• [Task]
Give the number of lines in the entries that contain "분위기를". State only the count.

• [Exercise inputs]
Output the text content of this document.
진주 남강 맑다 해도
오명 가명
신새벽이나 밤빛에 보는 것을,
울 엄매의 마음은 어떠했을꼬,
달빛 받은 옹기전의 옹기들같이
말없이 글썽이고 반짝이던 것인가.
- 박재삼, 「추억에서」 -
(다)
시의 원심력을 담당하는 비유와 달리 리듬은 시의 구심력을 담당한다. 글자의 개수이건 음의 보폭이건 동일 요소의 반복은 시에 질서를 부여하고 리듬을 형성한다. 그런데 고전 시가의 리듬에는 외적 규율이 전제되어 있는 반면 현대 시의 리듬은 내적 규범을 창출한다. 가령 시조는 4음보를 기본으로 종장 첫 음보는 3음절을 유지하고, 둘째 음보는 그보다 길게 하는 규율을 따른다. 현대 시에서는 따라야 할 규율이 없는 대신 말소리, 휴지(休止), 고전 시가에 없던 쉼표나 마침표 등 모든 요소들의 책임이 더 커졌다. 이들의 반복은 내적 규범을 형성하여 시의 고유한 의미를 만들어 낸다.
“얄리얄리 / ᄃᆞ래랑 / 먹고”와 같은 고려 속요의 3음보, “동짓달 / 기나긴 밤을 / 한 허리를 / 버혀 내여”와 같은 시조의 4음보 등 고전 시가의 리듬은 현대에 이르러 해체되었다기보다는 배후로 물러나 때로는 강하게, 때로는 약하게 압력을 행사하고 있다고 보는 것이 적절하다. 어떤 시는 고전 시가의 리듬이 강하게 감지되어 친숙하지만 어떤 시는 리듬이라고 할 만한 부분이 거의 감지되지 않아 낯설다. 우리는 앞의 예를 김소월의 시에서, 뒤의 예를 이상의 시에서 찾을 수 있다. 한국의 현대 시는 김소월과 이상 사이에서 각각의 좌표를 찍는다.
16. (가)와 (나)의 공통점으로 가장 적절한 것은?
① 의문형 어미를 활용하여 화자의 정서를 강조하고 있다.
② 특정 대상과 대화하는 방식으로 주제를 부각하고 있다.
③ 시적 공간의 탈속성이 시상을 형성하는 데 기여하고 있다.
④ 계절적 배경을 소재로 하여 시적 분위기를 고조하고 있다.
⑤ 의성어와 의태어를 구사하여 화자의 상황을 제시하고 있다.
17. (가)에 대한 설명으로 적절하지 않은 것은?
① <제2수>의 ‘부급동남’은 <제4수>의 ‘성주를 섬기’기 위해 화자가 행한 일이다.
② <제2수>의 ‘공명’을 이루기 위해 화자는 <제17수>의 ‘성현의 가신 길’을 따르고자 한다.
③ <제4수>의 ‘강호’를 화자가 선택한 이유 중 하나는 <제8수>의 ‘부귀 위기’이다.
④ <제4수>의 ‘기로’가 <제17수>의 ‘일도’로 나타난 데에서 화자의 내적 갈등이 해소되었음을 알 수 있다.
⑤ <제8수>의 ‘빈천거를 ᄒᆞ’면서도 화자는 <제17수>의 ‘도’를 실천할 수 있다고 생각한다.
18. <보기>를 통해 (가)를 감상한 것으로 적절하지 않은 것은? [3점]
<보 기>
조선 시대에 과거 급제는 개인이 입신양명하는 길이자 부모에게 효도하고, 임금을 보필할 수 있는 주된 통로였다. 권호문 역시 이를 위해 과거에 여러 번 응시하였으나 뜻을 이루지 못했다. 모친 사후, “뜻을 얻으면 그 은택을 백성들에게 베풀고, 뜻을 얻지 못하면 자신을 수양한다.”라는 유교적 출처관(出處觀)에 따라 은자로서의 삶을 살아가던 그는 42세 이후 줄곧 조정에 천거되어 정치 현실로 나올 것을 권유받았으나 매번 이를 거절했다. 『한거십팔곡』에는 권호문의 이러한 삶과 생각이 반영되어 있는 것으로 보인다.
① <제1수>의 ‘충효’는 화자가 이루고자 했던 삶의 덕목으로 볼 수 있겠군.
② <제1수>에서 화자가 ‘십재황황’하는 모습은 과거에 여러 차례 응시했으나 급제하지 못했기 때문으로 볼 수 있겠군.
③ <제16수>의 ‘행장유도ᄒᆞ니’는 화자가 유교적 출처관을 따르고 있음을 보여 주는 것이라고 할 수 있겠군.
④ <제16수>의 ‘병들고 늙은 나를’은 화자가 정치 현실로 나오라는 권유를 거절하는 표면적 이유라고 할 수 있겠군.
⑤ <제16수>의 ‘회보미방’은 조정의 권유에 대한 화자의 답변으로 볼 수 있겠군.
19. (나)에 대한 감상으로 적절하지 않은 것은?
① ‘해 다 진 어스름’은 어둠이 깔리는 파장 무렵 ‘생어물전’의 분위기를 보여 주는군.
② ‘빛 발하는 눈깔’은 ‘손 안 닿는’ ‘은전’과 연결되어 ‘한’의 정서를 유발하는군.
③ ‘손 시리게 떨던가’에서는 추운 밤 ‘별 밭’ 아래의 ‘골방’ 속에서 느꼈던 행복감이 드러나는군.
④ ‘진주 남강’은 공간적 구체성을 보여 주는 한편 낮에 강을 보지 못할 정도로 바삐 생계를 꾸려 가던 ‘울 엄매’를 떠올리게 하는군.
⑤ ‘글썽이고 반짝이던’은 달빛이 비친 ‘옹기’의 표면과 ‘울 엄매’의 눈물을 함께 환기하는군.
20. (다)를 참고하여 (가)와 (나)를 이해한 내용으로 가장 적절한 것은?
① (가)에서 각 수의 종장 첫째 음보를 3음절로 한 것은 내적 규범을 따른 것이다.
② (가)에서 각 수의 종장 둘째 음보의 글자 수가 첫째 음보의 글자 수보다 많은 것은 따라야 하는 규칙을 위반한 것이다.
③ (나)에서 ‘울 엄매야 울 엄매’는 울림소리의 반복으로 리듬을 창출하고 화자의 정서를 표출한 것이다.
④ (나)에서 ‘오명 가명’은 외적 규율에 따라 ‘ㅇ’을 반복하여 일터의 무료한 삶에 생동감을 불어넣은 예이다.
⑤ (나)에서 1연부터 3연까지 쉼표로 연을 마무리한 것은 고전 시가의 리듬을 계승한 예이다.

• [The solution]
2